» **Problem details**: Find the string "предложений" in the listing and report every line that has it.

begin Data for this task

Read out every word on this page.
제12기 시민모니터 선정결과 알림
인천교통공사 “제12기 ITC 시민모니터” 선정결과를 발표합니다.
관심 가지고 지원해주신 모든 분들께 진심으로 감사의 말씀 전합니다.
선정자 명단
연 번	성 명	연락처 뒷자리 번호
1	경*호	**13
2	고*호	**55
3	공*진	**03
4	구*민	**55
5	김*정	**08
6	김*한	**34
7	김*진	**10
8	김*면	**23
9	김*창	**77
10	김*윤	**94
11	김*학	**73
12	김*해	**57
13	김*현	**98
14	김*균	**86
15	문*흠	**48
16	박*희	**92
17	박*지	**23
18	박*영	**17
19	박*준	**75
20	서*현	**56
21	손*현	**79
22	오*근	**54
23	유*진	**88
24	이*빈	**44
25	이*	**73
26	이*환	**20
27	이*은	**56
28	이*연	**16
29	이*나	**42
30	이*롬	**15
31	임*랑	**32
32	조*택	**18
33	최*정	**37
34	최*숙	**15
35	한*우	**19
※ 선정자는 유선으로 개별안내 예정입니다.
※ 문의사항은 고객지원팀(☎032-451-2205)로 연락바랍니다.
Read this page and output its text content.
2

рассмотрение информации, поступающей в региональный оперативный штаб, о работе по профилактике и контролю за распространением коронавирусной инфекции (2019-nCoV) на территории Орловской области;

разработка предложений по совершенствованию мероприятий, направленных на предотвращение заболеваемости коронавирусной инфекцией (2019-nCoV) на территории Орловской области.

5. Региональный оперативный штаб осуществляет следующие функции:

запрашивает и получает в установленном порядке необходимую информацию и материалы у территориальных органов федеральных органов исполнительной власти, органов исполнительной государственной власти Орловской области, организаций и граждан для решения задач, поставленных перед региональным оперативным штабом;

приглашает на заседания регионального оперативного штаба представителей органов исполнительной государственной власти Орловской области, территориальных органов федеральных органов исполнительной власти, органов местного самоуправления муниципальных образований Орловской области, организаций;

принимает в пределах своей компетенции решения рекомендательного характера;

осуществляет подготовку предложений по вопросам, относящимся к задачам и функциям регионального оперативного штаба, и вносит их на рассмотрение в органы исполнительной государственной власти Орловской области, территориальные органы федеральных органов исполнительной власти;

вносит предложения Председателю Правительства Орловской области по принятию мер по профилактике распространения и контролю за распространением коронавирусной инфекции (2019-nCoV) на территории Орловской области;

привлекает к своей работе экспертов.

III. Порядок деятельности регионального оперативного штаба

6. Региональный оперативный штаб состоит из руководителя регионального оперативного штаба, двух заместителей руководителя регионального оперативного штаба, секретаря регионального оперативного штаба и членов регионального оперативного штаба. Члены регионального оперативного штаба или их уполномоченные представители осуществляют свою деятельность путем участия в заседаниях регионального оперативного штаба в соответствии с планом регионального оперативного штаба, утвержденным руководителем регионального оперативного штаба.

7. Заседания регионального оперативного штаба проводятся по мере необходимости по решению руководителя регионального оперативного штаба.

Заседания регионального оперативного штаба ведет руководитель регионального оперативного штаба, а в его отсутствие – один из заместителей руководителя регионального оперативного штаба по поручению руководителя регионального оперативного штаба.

end Data for this task

» **Answer below**:
разработка предложений по совершенствованию мероприятий, направленных на предотвращение заболеваемости коронавирусной инфекцией (2019-nCoV) на территории Орловской области.
осуществляет подготовку предложений по вопросам, относящимся к задачам и функциям регионального оперативного штаба, и вносит их на рассмотрение в органы исполнительной государственной власти Орловской области, территориальные органы федеральных органов исполнительной власти;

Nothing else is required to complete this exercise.